Stated goal
For each line below that includes the word "name", make a copy.

(A block of data)

──────────

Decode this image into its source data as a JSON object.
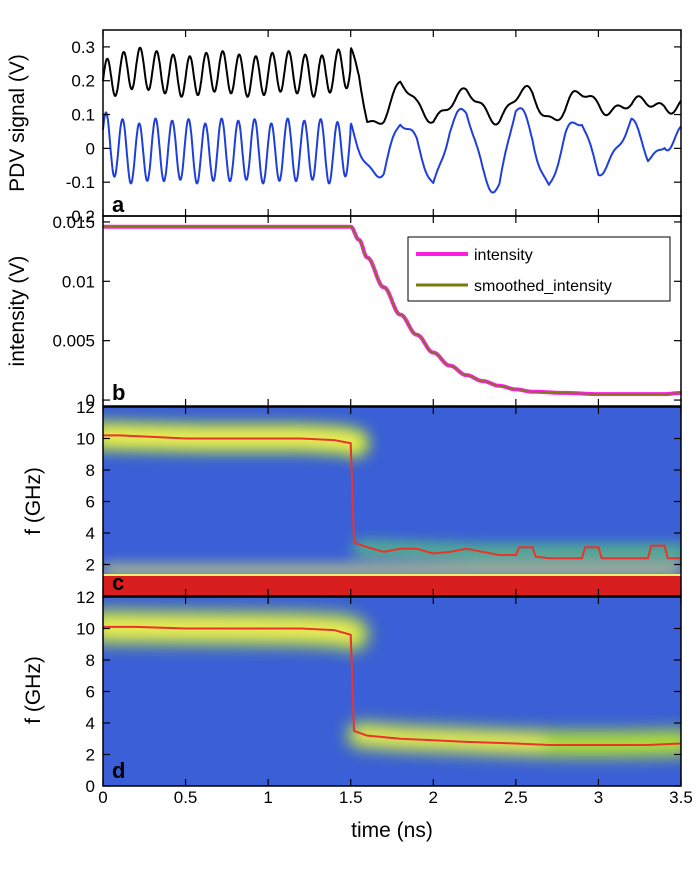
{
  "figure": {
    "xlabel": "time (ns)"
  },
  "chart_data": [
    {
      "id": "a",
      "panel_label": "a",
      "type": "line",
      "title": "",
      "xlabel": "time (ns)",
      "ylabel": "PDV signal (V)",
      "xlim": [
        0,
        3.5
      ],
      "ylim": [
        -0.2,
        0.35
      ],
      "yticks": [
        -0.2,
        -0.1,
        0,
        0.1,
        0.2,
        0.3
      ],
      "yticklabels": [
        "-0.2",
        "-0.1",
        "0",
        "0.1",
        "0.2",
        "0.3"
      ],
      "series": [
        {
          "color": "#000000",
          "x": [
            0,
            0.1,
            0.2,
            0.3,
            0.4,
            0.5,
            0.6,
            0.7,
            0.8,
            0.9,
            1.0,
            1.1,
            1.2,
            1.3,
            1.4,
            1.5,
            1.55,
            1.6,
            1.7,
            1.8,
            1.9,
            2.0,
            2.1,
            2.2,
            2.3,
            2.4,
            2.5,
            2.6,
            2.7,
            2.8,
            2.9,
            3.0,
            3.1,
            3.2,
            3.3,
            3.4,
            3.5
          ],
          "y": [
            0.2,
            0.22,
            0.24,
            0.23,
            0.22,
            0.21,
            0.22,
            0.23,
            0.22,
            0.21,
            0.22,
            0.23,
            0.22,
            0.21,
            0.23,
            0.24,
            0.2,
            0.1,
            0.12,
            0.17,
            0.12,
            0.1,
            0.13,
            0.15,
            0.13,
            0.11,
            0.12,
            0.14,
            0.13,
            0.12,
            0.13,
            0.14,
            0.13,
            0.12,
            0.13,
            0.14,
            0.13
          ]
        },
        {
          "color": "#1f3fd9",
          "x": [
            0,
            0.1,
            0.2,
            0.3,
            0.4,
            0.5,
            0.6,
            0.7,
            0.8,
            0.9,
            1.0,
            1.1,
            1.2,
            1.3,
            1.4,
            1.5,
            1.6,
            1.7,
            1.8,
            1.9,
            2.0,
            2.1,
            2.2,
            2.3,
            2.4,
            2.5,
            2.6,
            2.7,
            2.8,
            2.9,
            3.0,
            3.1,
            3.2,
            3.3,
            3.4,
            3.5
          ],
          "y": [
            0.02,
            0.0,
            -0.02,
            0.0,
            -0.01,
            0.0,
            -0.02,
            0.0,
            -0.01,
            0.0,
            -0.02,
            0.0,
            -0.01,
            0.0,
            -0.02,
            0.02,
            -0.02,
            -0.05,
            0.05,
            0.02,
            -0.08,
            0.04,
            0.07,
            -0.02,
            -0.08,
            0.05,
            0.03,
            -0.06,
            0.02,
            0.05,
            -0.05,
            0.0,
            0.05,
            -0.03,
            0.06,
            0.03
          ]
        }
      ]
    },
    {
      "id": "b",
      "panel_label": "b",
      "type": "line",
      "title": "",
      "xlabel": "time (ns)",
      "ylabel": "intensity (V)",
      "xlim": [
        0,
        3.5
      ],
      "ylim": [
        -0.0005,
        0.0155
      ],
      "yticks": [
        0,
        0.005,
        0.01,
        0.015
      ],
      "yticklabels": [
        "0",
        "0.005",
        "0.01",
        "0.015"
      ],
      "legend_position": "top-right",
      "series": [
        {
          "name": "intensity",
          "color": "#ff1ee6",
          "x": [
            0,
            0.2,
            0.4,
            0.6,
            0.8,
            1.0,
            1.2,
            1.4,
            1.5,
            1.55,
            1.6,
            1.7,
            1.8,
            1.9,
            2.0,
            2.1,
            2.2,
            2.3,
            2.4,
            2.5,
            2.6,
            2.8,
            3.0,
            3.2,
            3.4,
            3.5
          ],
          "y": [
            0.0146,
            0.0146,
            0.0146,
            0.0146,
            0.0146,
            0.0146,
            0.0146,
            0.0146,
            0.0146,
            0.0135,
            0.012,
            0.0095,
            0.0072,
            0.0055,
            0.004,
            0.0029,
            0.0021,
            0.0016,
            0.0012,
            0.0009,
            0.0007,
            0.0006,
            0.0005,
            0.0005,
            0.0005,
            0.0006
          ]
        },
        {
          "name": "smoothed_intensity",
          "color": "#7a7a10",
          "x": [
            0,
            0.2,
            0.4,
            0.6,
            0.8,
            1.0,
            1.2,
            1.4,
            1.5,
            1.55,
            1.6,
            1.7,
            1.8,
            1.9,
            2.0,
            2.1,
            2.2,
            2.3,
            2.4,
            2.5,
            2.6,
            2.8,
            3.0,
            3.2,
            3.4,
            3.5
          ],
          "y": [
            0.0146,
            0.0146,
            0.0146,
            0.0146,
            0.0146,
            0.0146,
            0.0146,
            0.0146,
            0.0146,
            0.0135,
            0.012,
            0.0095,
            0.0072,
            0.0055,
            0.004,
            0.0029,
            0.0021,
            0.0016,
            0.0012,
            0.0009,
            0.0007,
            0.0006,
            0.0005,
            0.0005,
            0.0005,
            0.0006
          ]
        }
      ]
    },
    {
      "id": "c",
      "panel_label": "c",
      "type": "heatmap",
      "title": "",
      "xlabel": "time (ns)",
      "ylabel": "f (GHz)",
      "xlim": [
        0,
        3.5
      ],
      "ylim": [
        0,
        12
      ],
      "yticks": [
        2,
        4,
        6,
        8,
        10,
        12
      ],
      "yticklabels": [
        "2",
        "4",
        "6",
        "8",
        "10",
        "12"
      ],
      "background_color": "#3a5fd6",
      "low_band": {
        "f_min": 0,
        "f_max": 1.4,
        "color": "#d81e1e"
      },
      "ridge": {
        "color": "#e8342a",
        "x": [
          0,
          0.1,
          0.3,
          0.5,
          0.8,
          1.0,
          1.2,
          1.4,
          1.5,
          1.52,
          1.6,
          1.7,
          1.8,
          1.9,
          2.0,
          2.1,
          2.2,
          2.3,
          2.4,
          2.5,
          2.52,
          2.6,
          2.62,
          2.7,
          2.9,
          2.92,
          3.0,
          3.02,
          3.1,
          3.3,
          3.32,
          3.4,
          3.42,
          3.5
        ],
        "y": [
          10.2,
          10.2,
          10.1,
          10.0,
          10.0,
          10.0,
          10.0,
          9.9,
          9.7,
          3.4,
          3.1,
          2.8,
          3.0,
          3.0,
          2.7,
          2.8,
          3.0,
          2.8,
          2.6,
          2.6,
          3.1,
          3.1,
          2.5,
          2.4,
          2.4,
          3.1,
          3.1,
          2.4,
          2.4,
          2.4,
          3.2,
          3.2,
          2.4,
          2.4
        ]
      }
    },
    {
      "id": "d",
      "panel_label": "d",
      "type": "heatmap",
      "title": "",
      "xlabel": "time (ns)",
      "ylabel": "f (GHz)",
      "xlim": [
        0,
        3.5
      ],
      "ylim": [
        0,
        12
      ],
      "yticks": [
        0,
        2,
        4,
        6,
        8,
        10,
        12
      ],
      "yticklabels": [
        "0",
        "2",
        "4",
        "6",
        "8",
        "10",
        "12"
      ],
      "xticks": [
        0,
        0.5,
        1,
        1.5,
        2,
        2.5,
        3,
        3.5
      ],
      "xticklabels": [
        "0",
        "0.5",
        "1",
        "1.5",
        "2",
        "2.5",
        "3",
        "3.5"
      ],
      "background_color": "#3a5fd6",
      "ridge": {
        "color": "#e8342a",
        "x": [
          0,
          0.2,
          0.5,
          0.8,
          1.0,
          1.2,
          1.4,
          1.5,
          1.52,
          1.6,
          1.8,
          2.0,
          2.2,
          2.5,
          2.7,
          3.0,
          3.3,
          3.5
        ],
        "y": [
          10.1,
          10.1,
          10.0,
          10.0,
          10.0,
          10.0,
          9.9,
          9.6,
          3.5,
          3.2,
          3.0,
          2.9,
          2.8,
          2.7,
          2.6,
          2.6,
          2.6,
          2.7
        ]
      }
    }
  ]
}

──────────

The answer
          "name": "intensity",
          "name": "smoothed_intensity",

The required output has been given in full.